# Goal:
Render every entry exactly as it appears.

# Entries supplied:

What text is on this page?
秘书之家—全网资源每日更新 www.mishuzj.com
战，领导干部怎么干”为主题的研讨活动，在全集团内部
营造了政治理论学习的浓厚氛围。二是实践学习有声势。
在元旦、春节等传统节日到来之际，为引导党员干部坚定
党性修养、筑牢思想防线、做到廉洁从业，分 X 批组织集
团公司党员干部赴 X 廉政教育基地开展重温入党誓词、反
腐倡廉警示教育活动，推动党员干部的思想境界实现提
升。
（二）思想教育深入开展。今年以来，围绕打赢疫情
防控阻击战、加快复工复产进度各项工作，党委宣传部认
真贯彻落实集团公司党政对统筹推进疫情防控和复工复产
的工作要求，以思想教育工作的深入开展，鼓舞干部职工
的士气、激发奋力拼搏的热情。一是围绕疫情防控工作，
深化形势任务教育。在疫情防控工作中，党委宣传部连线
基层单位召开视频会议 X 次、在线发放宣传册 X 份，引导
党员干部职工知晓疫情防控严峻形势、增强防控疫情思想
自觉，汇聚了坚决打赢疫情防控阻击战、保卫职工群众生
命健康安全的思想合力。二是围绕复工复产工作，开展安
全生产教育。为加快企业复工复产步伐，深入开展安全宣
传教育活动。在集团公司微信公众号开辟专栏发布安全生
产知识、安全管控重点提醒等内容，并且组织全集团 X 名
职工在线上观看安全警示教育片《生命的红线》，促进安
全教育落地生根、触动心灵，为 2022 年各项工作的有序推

# Exercise response:
What text is on this page?
秘书之家—全网资源每日更新 www.mishuzj.com
战，领导干部怎么干”为主题的研讨活动，在全集团内部
营造了政治理论学习的浓厚氛围。二是实践学习有声势。
在元旦、春节等传统节日到来之际，为引导党员干部坚定
党性修养、筑牢思想防线、做到廉洁从业，分 X 批组织集
团公司党员干部赴 X 廉政教育基地开展重温入党誓词、反
腐倡廉警示教育活动，推动党员干部的思想境界实现提
升。
（二）思想教育深入开展。今年以来，围绕打赢疫情
防控阻击战、加快复工复产进度各项工作，党委宣传部认
真贯彻落实集团公司党政对统筹推进疫情防控和复工复产
的工作要求，以思想教育工作的深入开展，鼓舞干部职工
的士气、激发奋力拼搏的热情。一是围绕疫情防控工作，
深化形势任务教育。在疫情防控工作中，党委宣传部连线
基层单位召开视频会议 X 次、在线发放宣传册 X 份，引导
党员干部职工知晓疫情防控严峻形势、增强防控疫情思想
自觉，汇聚了坚决打赢疫情防控阻击战、保卫职工群众生
命健康安全的思想合力。二是围绕复工复产工作，开展安
全生产教育。为加快企业复工复产步伐，深入开展安全宣
传教育活动。在集团公司微信公众号开辟专栏发布安全生
产知识、安全管控重点提醒等内容，并且组织全集团 X 名
职工在线上观看安全警示教育片《生命的红线》，促进安
全教育落地生根、触动心灵，为 2022 年各项工作的有序推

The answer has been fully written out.